Records from a collection
>> Begin

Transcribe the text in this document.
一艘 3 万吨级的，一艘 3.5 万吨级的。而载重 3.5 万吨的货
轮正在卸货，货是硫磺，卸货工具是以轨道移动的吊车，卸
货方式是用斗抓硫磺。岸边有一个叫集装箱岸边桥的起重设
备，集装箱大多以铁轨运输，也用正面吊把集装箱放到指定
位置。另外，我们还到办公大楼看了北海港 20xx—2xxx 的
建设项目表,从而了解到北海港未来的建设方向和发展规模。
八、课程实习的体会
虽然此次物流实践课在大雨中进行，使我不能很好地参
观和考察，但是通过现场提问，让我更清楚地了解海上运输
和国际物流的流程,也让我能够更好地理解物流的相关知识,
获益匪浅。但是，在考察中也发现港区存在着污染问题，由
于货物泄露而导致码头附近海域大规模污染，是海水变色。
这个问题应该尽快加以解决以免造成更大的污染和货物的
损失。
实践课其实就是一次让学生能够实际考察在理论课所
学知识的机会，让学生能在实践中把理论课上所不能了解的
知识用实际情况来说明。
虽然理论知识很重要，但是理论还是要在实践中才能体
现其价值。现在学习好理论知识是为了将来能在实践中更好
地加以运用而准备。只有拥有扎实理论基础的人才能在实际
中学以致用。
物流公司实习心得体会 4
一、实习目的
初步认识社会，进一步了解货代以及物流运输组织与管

>> End

▶ _Task prompt_:
Copy out the material word for word and line for line.

▶ _Solution for this task_:
Transcribe the text in this document.
一艘 3 万吨级的，一艘 3.5 万吨级的。而载重 3.5 万吨的货
轮正在卸货，货是硫磺，卸货工具是以轨道移动的吊车，卸
货方式是用斗抓硫磺。岸边有一个叫集装箱岸边桥的起重设
备，集装箱大多以铁轨运输，也用正面吊把集装箱放到指定
位置。另外，我们还到办公大楼看了北海港 20xx—2xxx 的
建设项目表,从而了解到北海港未来的建设方向和发展规模。
八、课程实习的体会
虽然此次物流实践课在大雨中进行，使我不能很好地参
观和考察，但是通过现场提问，让我更清楚地了解海上运输
和国际物流的流程,也让我能够更好地理解物流的相关知识,
获益匪浅。但是，在考察中也发现港区存在着污染问题，由
于货物泄露而导致码头附近海域大规模污染，是海水变色。
这个问题应该尽快加以解决以免造成更大的污染和货物的
损失。
实践课其实就是一次让学生能够实际考察在理论课所
学知识的机会，让学生能在实践中把理论课上所不能了解的
知识用实际情况来说明。
虽然理论知识很重要，但是理论还是要在实践中才能体
现其价值。现在学习好理论知识是为了将来能在实践中更好
地加以运用而准备。只有拥有扎实理论基础的人才能在实际
中学以致用。
物流公司实习心得体会 4
一、实习目的
初步认识社会，进一步了解货代以及物流运输组织与管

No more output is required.